** start GIVEN RECORDS **
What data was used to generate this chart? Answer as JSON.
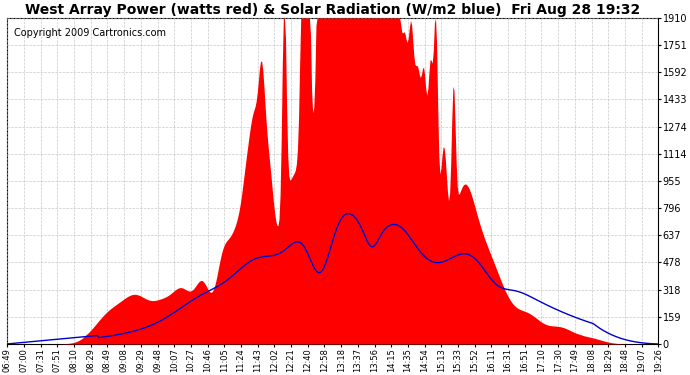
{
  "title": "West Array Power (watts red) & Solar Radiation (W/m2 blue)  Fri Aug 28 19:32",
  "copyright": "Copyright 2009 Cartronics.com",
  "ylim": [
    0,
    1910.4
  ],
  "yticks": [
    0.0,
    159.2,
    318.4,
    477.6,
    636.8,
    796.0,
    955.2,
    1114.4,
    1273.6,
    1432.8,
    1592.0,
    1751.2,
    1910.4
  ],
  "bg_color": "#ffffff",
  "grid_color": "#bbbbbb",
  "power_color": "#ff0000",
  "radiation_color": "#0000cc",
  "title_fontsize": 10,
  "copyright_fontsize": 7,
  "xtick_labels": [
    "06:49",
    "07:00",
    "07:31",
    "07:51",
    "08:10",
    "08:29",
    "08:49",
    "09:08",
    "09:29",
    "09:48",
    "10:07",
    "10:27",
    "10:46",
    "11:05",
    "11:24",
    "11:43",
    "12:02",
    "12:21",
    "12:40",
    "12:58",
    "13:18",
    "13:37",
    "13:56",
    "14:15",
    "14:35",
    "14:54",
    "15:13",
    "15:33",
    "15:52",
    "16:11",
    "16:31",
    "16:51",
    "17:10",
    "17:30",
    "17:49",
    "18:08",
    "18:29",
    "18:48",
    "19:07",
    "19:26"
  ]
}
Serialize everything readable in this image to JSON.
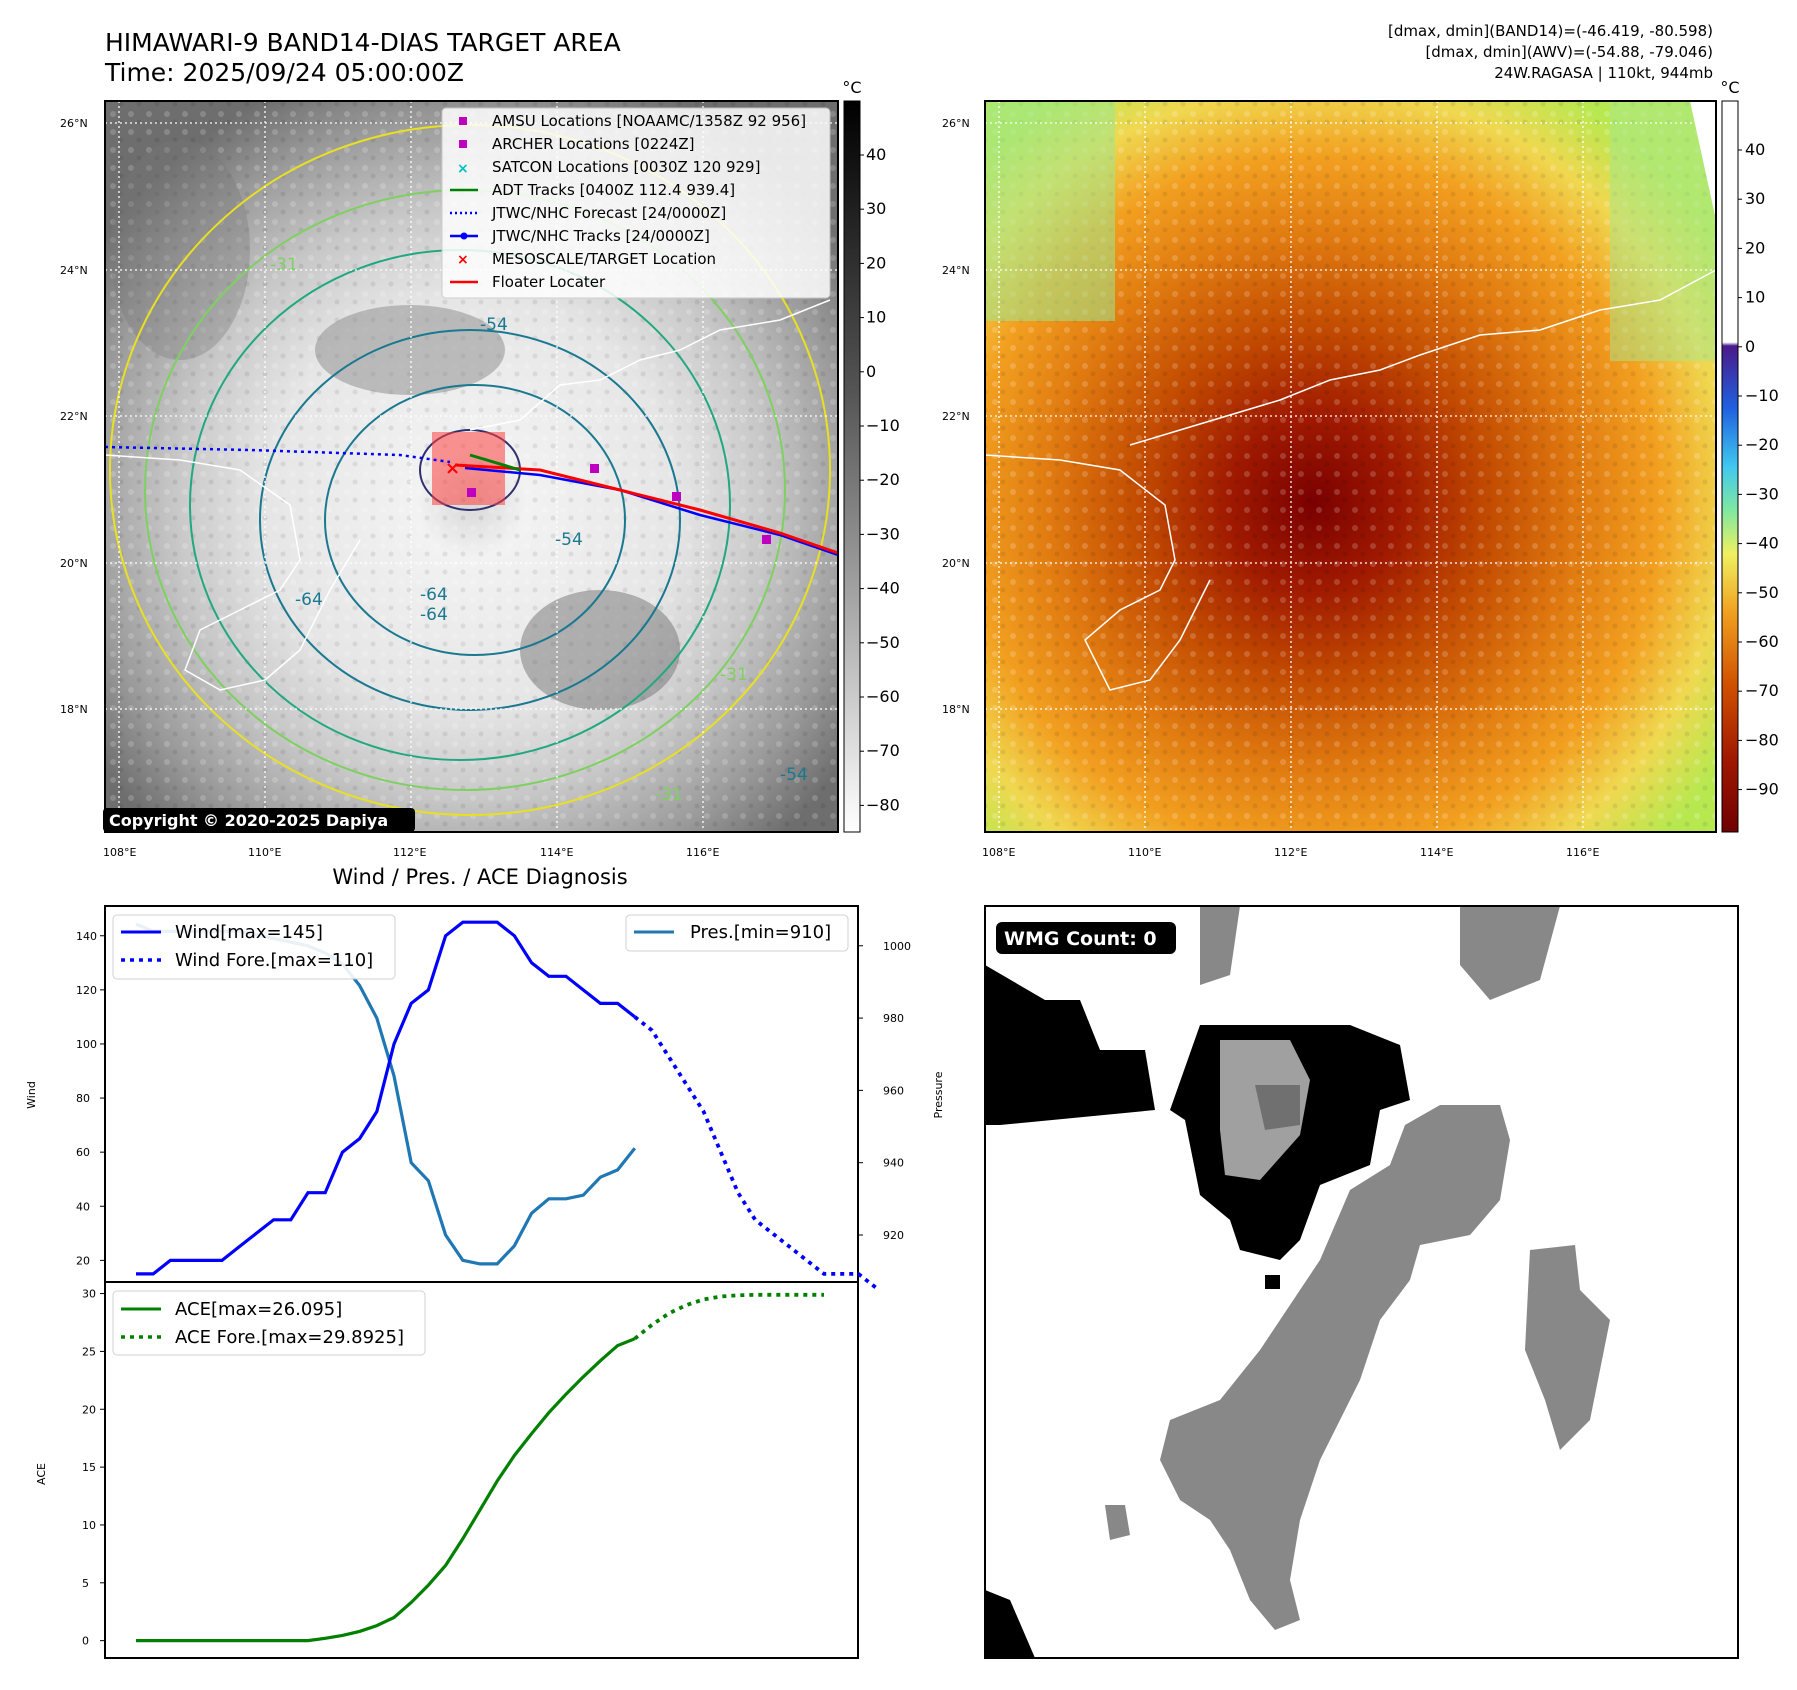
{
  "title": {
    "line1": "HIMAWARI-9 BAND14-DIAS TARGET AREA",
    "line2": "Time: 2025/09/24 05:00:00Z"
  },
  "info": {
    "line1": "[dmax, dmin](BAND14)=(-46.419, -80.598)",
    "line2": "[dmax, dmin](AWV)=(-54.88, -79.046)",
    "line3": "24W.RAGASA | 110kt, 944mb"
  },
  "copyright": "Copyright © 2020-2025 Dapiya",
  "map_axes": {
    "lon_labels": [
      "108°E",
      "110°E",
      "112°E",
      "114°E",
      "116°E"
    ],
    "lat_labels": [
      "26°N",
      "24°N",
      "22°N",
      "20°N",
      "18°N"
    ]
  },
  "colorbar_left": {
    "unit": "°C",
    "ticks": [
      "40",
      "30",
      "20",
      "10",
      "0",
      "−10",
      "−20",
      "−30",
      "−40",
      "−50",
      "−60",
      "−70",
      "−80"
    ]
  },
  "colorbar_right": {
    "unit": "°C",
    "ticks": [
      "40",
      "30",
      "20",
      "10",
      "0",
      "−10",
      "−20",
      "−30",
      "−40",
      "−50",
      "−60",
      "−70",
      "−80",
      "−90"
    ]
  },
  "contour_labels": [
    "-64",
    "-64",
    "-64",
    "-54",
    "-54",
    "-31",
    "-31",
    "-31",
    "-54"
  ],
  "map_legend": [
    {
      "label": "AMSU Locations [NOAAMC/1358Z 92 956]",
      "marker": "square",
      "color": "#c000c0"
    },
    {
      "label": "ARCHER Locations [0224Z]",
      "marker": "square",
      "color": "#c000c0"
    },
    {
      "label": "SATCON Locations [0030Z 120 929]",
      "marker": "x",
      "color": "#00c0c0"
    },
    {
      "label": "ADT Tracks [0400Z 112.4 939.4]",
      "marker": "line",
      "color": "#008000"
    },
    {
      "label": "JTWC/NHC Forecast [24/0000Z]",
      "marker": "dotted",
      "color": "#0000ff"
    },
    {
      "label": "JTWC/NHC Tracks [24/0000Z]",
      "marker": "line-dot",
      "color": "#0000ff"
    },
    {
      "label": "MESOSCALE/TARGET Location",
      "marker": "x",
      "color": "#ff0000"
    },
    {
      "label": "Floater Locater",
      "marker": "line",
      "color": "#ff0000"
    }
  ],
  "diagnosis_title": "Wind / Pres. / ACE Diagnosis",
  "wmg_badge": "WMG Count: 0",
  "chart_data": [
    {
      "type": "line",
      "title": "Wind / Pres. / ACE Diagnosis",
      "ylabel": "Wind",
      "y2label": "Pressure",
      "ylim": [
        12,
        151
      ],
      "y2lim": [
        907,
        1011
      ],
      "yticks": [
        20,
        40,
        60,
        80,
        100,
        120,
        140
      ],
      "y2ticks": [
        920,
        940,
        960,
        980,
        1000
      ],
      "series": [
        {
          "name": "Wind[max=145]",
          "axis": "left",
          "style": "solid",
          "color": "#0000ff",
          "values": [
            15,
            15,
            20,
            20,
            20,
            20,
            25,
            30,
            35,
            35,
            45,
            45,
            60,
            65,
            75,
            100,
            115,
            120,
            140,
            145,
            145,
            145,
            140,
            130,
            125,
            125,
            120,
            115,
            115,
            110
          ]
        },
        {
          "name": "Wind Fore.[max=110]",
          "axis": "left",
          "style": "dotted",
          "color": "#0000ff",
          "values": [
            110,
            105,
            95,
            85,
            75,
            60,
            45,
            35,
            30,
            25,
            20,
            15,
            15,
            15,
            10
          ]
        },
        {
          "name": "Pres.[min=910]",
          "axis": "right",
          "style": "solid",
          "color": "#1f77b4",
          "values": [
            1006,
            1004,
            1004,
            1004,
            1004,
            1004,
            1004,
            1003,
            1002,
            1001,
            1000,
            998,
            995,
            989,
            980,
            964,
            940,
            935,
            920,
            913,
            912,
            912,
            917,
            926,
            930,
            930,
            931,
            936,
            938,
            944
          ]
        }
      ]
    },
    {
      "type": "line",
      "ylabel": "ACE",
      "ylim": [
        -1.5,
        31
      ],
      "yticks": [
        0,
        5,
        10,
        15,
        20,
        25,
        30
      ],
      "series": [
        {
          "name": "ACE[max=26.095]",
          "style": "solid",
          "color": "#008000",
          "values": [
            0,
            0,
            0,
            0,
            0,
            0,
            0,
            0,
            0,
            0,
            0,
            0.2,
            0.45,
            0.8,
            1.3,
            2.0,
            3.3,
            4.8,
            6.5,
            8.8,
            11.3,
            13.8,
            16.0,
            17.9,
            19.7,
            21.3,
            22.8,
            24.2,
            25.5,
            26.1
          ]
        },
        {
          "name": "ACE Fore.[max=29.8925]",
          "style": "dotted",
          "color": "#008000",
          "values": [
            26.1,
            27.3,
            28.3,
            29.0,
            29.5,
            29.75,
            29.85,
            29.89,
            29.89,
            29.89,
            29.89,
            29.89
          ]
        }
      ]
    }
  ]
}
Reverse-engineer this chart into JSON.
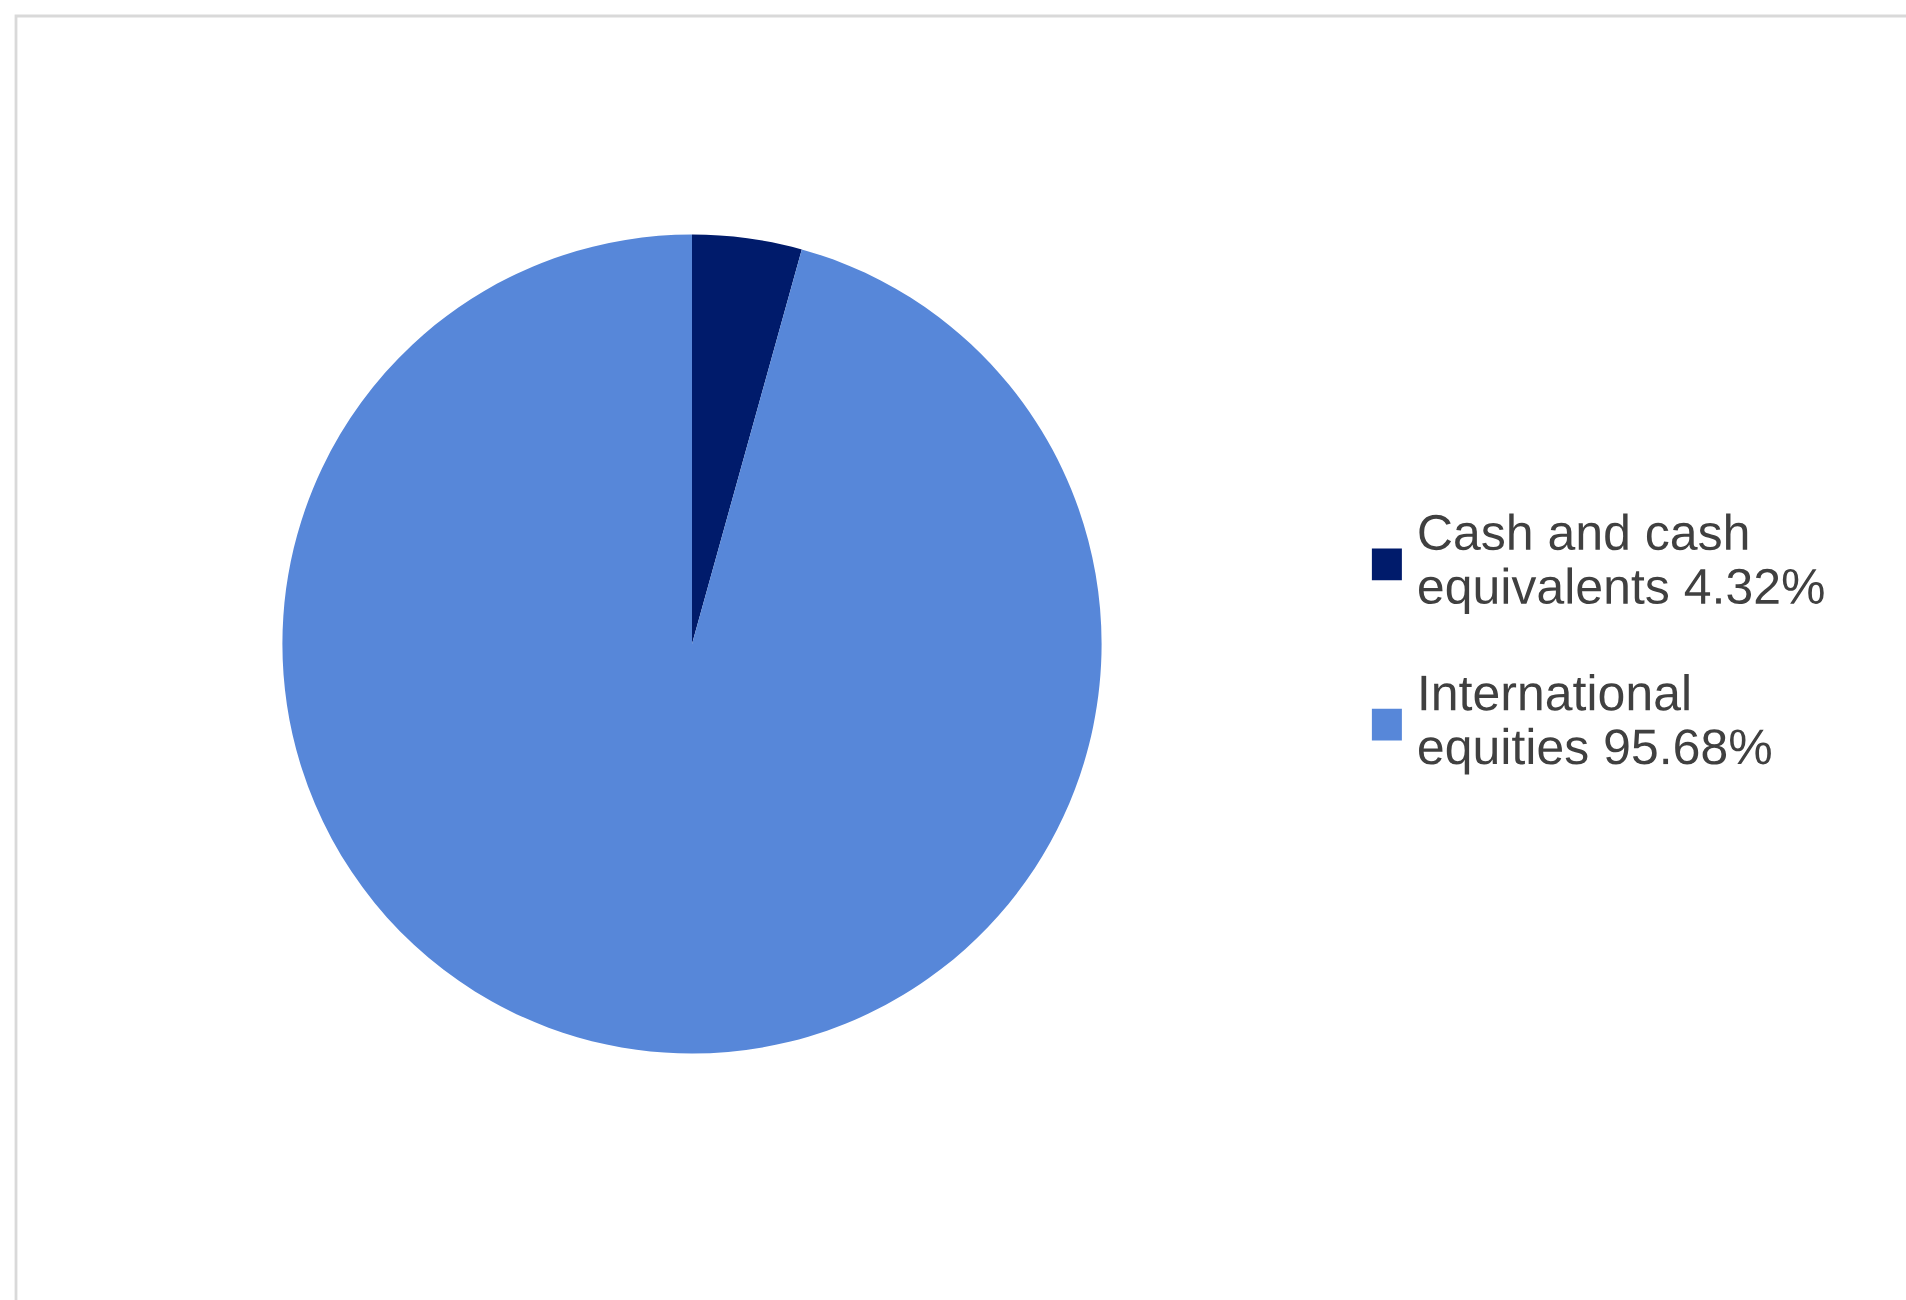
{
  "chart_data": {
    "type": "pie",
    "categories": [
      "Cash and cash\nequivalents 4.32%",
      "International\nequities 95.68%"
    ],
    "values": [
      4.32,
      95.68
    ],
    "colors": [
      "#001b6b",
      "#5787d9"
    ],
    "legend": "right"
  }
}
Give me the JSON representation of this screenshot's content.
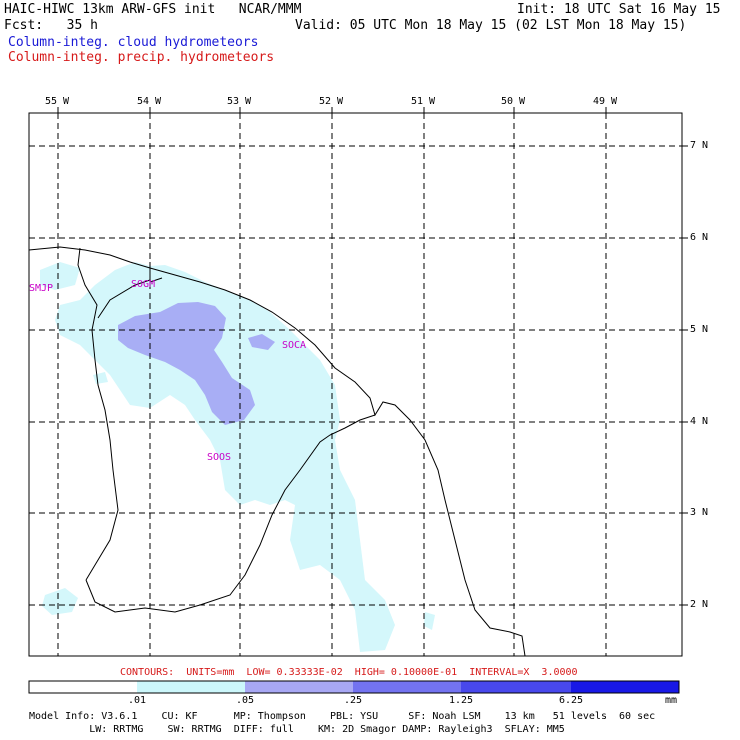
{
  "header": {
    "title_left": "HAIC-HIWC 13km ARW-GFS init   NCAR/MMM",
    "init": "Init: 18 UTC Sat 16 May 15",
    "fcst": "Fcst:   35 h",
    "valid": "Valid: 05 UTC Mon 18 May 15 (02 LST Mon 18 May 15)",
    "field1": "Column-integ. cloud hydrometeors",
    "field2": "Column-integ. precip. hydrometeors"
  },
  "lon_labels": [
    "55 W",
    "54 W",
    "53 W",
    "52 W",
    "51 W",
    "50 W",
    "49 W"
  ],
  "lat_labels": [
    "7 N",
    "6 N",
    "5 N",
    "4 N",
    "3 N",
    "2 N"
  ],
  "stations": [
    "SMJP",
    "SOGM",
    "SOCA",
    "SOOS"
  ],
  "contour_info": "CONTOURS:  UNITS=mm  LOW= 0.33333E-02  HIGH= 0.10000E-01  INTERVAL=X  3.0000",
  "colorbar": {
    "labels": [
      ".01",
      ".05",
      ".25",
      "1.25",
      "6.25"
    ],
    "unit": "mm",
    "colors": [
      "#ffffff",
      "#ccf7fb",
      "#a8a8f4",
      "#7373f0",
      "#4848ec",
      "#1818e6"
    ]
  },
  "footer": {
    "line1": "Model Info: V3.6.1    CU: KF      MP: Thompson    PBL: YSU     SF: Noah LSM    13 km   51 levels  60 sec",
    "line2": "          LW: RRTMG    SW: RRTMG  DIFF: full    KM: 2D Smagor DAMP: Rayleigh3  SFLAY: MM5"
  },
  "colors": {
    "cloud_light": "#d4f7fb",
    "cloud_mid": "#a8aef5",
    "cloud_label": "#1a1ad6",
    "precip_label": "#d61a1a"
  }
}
** end GIVEN RECORDS **
Repeat only the lines from the line with "Give me the" to the end of the entries, including both the first and the last line, and drop every picture.

Give me the JSON representation of this screenshot's content.
{
  "header": {
    "title_left": "HAIC-HIWC 13km ARW-GFS init   NCAR/MMM",
    "init": "Init: 18 UTC Sat 16 May 15",
    "fcst": "Fcst:   35 h",
    "valid": "Valid: 05 UTC Mon 18 May 15 (02 LST Mon 18 May 15)",
    "field1": "Column-integ. cloud hydrometeors",
    "field2": "Column-integ. precip. hydrometeors"
  },
  "lon_labels": [
    "55 W",
    "54 W",
    "53 W",
    "52 W",
    "51 W",
    "50 W",
    "49 W"
  ],
  "lat_labels": [
    "7 N",
    "6 N",
    "5 N",
    "4 N",
    "3 N",
    "2 N"
  ],
  "stations": [
    "SMJP",
    "SOGM",
    "SOCA",
    "SOOS"
  ],
  "contour_info": "CONTOURS:  UNITS=mm  LOW= 0.33333E-02  HIGH= 0.10000E-01  INTERVAL=X  3.0000",
  "colorbar": {
    "labels": [
      ".01",
      ".05",
      ".25",
      "1.25",
      "6.25"
    ],
    "unit": "mm",
    "colors": [
      "#ffffff",
      "#ccf7fb",
      "#a8a8f4",
      "#7373f0",
      "#4848ec",
      "#1818e6"
    ]
  },
  "footer": {
    "line1": "Model Info: V3.6.1    CU: KF      MP: Thompson    PBL: YSU     SF: Noah LSM    13 km   51 levels  60 sec",
    "line2": "          LW: RRTMG    SW: RRTMG  DIFF: full    KM: 2D Smagor DAMP: Rayleigh3  SFLAY: MM5"
  },
  "colors": {
    "cloud_light": "#d4f7fb",
    "cloud_mid": "#a8aef5",
    "cloud_label": "#1a1ad6",
    "precip_label": "#d61a1a"
  }
}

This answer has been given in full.